WHAT YOU SHOULD DO
Repeat the full listing, word for word.

EXERCISE INPUT
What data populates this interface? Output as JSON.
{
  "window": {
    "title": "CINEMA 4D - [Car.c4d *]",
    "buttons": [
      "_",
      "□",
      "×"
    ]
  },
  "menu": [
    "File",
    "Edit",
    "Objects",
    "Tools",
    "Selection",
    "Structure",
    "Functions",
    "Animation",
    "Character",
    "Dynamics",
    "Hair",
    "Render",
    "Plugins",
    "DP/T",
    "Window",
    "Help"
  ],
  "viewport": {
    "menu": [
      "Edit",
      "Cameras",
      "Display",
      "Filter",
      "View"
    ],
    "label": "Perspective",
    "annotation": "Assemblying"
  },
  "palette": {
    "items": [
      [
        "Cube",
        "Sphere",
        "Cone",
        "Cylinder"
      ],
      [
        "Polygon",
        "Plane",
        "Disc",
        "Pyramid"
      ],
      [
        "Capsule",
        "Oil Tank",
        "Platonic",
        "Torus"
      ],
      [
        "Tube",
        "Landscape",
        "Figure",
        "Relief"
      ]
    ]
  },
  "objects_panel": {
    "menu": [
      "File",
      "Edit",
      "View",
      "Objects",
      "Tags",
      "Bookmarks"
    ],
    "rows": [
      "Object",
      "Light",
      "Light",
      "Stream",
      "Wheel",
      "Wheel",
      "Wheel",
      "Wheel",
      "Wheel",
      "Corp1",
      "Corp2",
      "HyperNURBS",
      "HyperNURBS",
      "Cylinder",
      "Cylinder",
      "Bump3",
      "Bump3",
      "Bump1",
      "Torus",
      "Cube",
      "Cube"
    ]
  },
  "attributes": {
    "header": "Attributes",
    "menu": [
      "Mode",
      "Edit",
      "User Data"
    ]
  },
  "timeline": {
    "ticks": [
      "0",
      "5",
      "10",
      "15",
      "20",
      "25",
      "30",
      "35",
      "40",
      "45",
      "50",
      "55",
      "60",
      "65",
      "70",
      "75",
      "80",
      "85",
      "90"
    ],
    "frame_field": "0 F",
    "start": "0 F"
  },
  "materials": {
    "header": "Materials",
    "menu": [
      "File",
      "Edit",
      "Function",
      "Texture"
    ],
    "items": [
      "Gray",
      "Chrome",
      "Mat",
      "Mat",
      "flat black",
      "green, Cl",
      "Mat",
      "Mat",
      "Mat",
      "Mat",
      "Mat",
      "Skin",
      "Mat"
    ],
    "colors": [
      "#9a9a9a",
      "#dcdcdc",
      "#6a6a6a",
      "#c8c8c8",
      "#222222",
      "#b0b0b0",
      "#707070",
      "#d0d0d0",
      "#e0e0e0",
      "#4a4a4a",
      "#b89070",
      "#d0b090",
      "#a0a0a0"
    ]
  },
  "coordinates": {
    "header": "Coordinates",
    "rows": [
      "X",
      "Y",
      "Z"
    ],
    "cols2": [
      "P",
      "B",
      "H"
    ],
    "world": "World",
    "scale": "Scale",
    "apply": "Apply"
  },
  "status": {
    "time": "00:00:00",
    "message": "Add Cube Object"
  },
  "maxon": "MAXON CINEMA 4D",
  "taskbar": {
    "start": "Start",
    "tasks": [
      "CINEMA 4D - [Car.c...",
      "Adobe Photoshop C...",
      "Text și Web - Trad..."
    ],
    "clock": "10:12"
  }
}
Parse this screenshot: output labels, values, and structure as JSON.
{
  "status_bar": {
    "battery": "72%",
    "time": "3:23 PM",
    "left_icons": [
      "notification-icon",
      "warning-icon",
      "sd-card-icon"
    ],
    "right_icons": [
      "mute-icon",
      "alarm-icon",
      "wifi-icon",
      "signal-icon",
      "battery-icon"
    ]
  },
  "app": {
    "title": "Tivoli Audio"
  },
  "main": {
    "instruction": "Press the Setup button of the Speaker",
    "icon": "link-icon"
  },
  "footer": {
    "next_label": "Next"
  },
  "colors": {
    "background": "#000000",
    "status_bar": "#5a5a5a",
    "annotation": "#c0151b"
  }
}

RESULT FOR THIS TASK
What data populates this interface? Output as JSON.
{
  "window": {
    "title": "CINEMA 4D - [Car.c4d *]",
    "buttons": [
      "_",
      "□",
      "×"
    ]
  },
  "menu": [
    "File",
    "Edit",
    "Objects",
    "Tools",
    "Selection",
    "Structure",
    "Functions",
    "Animation",
    "Character",
    "Dynamics",
    "Hair",
    "Render",
    "Plugins",
    "DP/T",
    "Window",
    "Help"
  ],
  "viewport": {
    "menu": [
      "Edit",
      "Cameras",
      "Display",
      "Filter",
      "View"
    ],
    "label": "Perspective",
    "annotation": "Assemblying"
  },
  "palette": {
    "items": [
      [
        "Cube",
        "Sphere",
        "Cone",
        "Cylinder"
      ],
      [
        "Polygon",
        "Plane",
        "Disc",
        "Pyramid"
      ],
      [
        "Capsule",
        "Oil Tank",
        "Platonic",
        "Torus"
      ],
      [
        "Tube",
        "Landscape",
        "Figure",
        "Relief"
      ]
    ]
  },
  "objects_panel": {
    "menu": [
      "File",
      "Edit",
      "View",
      "Objects",
      "Tags",
      "Bookmarks"
    ],
    "rows": [
      "Object",
      "Light",
      "Light",
      "Stream",
      "Wheel",
      "Wheel",
      "Wheel",
      "Wheel",
      "Wheel",
      "Corp1",
      "Corp2",
      "HyperNURBS",
      "HyperNURBS",
      "Cylinder",
      "Cylinder",
      "Bump3",
      "Bump3",
      "Bump1",
      "Torus",
      "Cube",
      "Cube"
    ]
  },
  "attributes": {
    "header": "Attributes",
    "menu": [
      "Mode",
      "Edit",
      "User Data"
    ]
  },
  "timeline": {
    "ticks": [
      "0",
      "5",
      "10",
      "15",
      "20",
      "25",
      "30",
      "35",
      "40",
      "45",
      "50",
      "55",
      "60",
      "65",
      "70",
      "75",
      "80",
      "85",
      "90"
    ],
    "frame_field": "0 F",
    "start": "0 F"
  },
  "materials": {
    "header": "Materials",
    "menu": [
      "File",
      "Edit",
      "Function",
      "Texture"
    ],
    "items": [
      "Gray",
      "Chrome",
      "Mat",
      "Mat",
      "flat black",
      "green, Cl",
      "Mat",
      "Mat",
      "Mat",
      "Mat",
      "Mat",
      "Skin",
      "Mat"
    ],
    "colors": [
      "#9a9a9a",
      "#dcdcdc",
      "#6a6a6a",
      "#c8c8c8",
      "#222222",
      "#b0b0b0",
      "#707070",
      "#d0d0d0",
      "#e0e0e0",
      "#4a4a4a",
      "#b89070",
      "#d0b090",
      "#a0a0a0"
    ]
  },
  "coordinates": {
    "header": "Coordinates",
    "rows": [
      "X",
      "Y",
      "Z"
    ],
    "cols2": [
      "P",
      "B",
      "H"
    ],
    "world": "World",
    "scale": "Scale",
    "apply": "Apply"
  },
  "status": {
    "time": "00:00:00",
    "message": "Add Cube Object"
  },
  "maxon": "MAXON CINEMA 4D",
  "taskbar": {
    "start": "Start",
    "tasks": [
      "CINEMA 4D - [Car.c...",
      "Adobe Photoshop C...",
      "Text și Web - Trad..."
    ],
    "clock": "10:12"
  }
}
Parse this screenshot: output labels, values, and structure as JSON.
{
  "status_bar": {
    "battery": "72%",
    "time": "3:23 PM",
    "left_icons": [
      "notification-icon",
      "warning-icon",
      "sd-card-icon"
    ],
    "right_icons": [
      "mute-icon",
      "alarm-icon",
      "wifi-icon",
      "signal-icon",
      "battery-icon"
    ]
  },
  "app": {
    "title": "Tivoli Audio"
  },
  "main": {
    "instruction": "Press the Setup button of the Speaker",
    "icon": "link-icon"
  },
  "footer": {
    "next_label": "Next"
  },
  "colors": {
    "background": "#000000",
    "status_bar": "#5a5a5a",
    "annotation": "#c0151b"
  }
}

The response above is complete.